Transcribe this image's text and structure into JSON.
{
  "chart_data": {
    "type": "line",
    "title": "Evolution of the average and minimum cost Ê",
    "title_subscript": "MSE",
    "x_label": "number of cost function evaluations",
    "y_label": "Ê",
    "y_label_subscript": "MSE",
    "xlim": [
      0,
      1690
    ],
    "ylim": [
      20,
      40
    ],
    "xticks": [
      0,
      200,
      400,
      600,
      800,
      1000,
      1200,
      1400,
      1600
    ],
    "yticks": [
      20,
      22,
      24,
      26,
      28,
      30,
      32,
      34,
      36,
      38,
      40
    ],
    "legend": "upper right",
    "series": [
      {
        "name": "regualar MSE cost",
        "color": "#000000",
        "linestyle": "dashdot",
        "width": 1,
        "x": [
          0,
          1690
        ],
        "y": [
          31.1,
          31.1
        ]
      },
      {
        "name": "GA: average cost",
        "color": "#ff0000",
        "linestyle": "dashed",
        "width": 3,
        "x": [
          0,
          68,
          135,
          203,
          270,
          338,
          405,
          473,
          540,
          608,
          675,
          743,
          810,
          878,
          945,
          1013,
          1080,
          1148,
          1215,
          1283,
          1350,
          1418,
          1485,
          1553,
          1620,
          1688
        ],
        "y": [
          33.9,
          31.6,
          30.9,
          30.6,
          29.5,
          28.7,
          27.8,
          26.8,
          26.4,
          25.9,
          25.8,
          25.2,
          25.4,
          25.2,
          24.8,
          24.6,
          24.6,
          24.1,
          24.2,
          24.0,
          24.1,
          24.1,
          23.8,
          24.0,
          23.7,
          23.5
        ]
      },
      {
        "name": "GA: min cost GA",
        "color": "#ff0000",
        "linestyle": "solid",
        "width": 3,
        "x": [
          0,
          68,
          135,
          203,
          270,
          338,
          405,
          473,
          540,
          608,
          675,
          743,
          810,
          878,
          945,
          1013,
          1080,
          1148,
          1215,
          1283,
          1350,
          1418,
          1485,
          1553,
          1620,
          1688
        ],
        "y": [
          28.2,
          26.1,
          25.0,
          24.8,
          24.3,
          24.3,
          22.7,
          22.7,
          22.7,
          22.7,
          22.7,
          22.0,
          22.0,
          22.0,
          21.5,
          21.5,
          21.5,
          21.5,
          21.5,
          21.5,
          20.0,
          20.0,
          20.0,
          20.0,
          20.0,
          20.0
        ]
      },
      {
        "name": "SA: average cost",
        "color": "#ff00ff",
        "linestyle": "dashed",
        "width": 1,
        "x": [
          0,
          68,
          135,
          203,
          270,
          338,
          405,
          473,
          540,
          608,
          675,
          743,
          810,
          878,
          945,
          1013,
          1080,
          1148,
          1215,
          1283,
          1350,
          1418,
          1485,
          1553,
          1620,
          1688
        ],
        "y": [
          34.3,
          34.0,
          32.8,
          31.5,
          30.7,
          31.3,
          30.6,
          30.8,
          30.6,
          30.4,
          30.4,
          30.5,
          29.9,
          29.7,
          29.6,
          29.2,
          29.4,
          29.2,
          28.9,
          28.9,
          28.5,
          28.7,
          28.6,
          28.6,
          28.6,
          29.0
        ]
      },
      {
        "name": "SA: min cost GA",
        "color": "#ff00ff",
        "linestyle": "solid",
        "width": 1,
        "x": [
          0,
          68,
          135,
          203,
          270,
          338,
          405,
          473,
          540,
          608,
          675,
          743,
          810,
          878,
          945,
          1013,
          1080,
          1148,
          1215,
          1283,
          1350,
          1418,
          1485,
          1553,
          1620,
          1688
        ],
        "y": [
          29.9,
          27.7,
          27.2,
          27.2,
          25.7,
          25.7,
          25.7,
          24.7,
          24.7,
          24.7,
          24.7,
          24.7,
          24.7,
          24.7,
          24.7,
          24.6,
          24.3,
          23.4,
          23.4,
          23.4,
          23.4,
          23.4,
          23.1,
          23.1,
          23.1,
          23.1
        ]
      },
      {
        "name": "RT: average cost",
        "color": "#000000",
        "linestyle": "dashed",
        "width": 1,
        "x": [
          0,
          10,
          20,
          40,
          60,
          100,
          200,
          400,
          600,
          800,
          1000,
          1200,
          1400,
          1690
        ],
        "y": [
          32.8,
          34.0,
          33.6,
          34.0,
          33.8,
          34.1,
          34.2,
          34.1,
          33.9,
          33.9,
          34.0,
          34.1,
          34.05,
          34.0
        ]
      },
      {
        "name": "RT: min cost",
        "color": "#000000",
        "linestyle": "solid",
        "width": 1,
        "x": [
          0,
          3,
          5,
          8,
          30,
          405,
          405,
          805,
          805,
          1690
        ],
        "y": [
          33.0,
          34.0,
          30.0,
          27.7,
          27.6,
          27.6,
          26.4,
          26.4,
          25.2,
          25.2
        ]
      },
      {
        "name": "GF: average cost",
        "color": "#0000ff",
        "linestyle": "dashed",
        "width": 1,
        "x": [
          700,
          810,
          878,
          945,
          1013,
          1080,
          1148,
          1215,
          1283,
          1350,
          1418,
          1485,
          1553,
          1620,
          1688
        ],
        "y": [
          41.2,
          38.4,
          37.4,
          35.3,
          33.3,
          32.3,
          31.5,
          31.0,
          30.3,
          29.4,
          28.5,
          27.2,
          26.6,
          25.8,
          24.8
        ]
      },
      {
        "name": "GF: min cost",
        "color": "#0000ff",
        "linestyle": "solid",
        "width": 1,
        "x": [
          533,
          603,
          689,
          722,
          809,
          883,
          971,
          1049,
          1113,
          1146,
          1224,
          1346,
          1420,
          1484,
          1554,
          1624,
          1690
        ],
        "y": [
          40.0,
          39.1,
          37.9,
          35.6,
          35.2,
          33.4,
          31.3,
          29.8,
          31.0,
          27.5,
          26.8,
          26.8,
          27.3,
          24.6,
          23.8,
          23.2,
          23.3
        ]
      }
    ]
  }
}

——————————

> **What is expected**:
Copy out the data shown above without altering anything.

> **The answer**:
Transcribe this image's text and structure into JSON.
{
  "chart_data": {
    "type": "line",
    "title": "Evolution of the average and minimum cost Ê",
    "title_subscript": "MSE",
    "x_label": "number of cost function evaluations",
    "y_label": "Ê",
    "y_label_subscript": "MSE",
    "xlim": [
      0,
      1690
    ],
    "ylim": [
      20,
      40
    ],
    "xticks": [
      0,
      200,
      400,
      600,
      800,
      1000,
      1200,
      1400,
      1600
    ],
    "yticks": [
      20,
      22,
      24,
      26,
      28,
      30,
      32,
      34,
      36,
      38,
      40
    ],
    "legend": "upper right",
    "series": [
      {
        "name": "regualar MSE cost",
        "color": "#000000",
        "linestyle": "dashdot",
        "width": 1,
        "x": [
          0,
          1690
        ],
        "y": [
          31.1,
          31.1
        ]
      },
      {
        "name": "GA: average cost",
        "color": "#ff0000",
        "linestyle": "dashed",
        "width": 3,
        "x": [
          0,
          68,
          135,
          203,
          270,
          338,
          405,
          473,
          540,
          608,
          675,
          743,
          810,
          878,
          945,
          1013,
          1080,
          1148,
          1215,
          1283,
          1350,
          1418,
          1485,
          1553,
          1620,
          1688
        ],
        "y": [
          33.9,
          31.6,
          30.9,
          30.6,
          29.5,
          28.7,
          27.8,
          26.8,
          26.4,
          25.9,
          25.8,
          25.2,
          25.4,
          25.2,
          24.8,
          24.6,
          24.6,
          24.1,
          24.2,
          24.0,
          24.1,
          24.1,
          23.8,
          24.0,
          23.7,
          23.5
        ]
      },
      {
        "name": "GA: min cost GA",
        "color": "#ff0000",
        "linestyle": "solid",
        "width": 3,
        "x": [
          0,
          68,
          135,
          203,
          270,
          338,
          405,
          473,
          540,
          608,
          675,
          743,
          810,
          878,
          945,
          1013,
          1080,
          1148,
          1215,
          1283,
          1350,
          1418,
          1485,
          1553,
          1620,
          1688
        ],
        "y": [
          28.2,
          26.1,
          25.0,
          24.8,
          24.3,
          24.3,
          22.7,
          22.7,
          22.7,
          22.7,
          22.7,
          22.0,
          22.0,
          22.0,
          21.5,
          21.5,
          21.5,
          21.5,
          21.5,
          21.5,
          20.0,
          20.0,
          20.0,
          20.0,
          20.0,
          20.0
        ]
      },
      {
        "name": "SA: average cost",
        "color": "#ff00ff",
        "linestyle": "dashed",
        "width": 1,
        "x": [
          0,
          68,
          135,
          203,
          270,
          338,
          405,
          473,
          540,
          608,
          675,
          743,
          810,
          878,
          945,
          1013,
          1080,
          1148,
          1215,
          1283,
          1350,
          1418,
          1485,
          1553,
          1620,
          1688
        ],
        "y": [
          34.3,
          34.0,
          32.8,
          31.5,
          30.7,
          31.3,
          30.6,
          30.8,
          30.6,
          30.4,
          30.4,
          30.5,
          29.9,
          29.7,
          29.6,
          29.2,
          29.4,
          29.2,
          28.9,
          28.9,
          28.5,
          28.7,
          28.6,
          28.6,
          28.6,
          29.0
        ]
      },
      {
        "name": "SA: min cost GA",
        "color": "#ff00ff",
        "linestyle": "solid",
        "width": 1,
        "x": [
          0,
          68,
          135,
          203,
          270,
          338,
          405,
          473,
          540,
          608,
          675,
          743,
          810,
          878,
          945,
          1013,
          1080,
          1148,
          1215,
          1283,
          1350,
          1418,
          1485,
          1553,
          1620,
          1688
        ],
        "y": [
          29.9,
          27.7,
          27.2,
          27.2,
          25.7,
          25.7,
          25.7,
          24.7,
          24.7,
          24.7,
          24.7,
          24.7,
          24.7,
          24.7,
          24.7,
          24.6,
          24.3,
          23.4,
          23.4,
          23.4,
          23.4,
          23.4,
          23.1,
          23.1,
          23.1,
          23.1
        ]
      },
      {
        "name": "RT: average cost",
        "color": "#000000",
        "linestyle": "dashed",
        "width": 1,
        "x": [
          0,
          10,
          20,
          40,
          60,
          100,
          200,
          400,
          600,
          800,
          1000,
          1200,
          1400,
          1690
        ],
        "y": [
          32.8,
          34.0,
          33.6,
          34.0,
          33.8,
          34.1,
          34.2,
          34.1,
          33.9,
          33.9,
          34.0,
          34.1,
          34.05,
          34.0
        ]
      },
      {
        "name": "RT: min cost",
        "color": "#000000",
        "linestyle": "solid",
        "width": 1,
        "x": [
          0,
          3,
          5,
          8,
          30,
          405,
          405,
          805,
          805,
          1690
        ],
        "y": [
          33.0,
          34.0,
          30.0,
          27.7,
          27.6,
          27.6,
          26.4,
          26.4,
          25.2,
          25.2
        ]
      },
      {
        "name": "GF: average cost",
        "color": "#0000ff",
        "linestyle": "dashed",
        "width": 1,
        "x": [
          700,
          810,
          878,
          945,
          1013,
          1080,
          1148,
          1215,
          1283,
          1350,
          1418,
          1485,
          1553,
          1620,
          1688
        ],
        "y": [
          41.2,
          38.4,
          37.4,
          35.3,
          33.3,
          32.3,
          31.5,
          31.0,
          30.3,
          29.4,
          28.5,
          27.2,
          26.6,
          25.8,
          24.8
        ]
      },
      {
        "name": "GF: min cost",
        "color": "#0000ff",
        "linestyle": "solid",
        "width": 1,
        "x": [
          533,
          603,
          689,
          722,
          809,
          883,
          971,
          1049,
          1113,
          1146,
          1224,
          1346,
          1420,
          1484,
          1554,
          1624,
          1690
        ],
        "y": [
          40.0,
          39.1,
          37.9,
          35.6,
          35.2,
          33.4,
          31.3,
          29.8,
          31.0,
          27.5,
          26.8,
          26.8,
          27.3,
          24.6,
          23.8,
          23.2,
          23.3
        ]
      }
    ]
  }
}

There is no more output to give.